# SHORT TASK
For each line below that includes the word "STOP", make a copy.

[Collection entries]
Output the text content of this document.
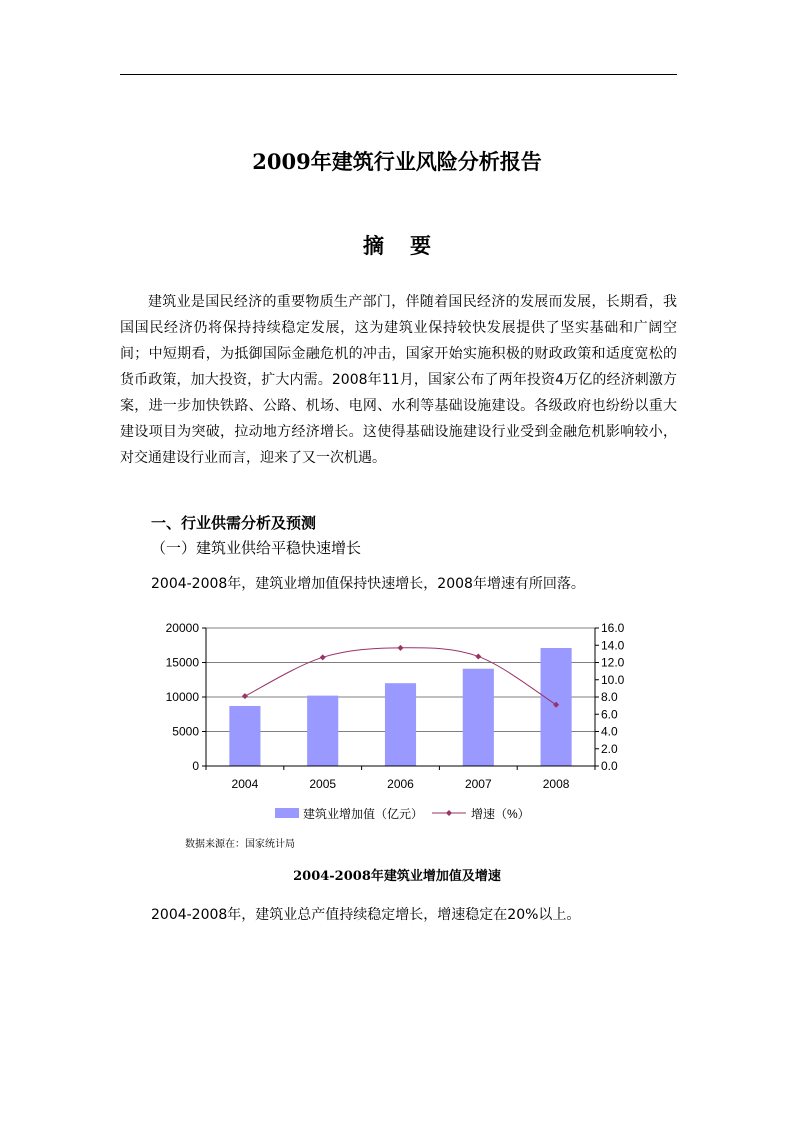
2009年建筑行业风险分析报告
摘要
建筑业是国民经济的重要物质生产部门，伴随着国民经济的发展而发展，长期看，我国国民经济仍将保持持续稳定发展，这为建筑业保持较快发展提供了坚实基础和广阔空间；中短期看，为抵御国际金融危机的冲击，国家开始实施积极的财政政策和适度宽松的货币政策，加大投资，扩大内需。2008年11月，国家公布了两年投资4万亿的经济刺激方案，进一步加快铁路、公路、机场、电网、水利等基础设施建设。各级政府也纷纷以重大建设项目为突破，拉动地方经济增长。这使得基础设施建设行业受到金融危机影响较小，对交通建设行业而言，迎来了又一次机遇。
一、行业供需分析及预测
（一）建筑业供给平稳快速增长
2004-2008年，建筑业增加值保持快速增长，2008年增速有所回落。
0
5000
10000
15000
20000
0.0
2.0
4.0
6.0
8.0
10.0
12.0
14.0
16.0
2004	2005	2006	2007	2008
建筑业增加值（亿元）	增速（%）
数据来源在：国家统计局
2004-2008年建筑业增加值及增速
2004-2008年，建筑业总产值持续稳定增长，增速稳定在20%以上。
* * *
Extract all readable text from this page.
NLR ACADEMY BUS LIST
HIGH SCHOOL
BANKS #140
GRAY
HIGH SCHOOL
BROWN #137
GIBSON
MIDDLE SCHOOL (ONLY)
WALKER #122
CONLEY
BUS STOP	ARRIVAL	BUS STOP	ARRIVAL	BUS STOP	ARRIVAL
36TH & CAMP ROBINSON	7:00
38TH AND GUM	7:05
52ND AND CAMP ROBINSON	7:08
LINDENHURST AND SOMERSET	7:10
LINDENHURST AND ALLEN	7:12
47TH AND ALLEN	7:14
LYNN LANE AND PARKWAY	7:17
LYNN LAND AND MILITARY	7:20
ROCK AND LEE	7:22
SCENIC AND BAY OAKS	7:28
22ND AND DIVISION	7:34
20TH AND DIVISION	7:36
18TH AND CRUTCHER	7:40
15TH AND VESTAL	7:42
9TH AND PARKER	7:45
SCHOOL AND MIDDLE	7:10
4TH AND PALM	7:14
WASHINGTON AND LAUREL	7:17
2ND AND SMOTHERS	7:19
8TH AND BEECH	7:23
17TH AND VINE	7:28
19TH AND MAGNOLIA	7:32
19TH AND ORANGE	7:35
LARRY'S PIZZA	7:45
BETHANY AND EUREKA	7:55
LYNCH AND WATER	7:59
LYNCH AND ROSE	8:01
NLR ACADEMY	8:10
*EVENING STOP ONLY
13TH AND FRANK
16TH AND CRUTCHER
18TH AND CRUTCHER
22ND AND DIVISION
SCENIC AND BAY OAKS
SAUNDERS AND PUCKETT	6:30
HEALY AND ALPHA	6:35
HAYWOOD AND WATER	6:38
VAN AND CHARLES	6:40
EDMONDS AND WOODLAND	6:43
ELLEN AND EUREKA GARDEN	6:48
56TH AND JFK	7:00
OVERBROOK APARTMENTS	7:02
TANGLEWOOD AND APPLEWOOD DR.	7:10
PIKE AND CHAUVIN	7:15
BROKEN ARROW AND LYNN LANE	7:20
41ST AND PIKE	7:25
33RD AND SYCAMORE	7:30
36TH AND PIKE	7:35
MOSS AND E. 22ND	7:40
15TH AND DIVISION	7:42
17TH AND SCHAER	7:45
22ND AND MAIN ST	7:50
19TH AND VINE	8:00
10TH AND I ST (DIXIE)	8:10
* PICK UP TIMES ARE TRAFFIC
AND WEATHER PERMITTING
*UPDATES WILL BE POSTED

# RESPONSE TO THE TASK
BUS STOP	ARRIVAL	BUS STOP	ARRIVAL	BUS STOP	ARRIVAL
*EVENING STOP ONLY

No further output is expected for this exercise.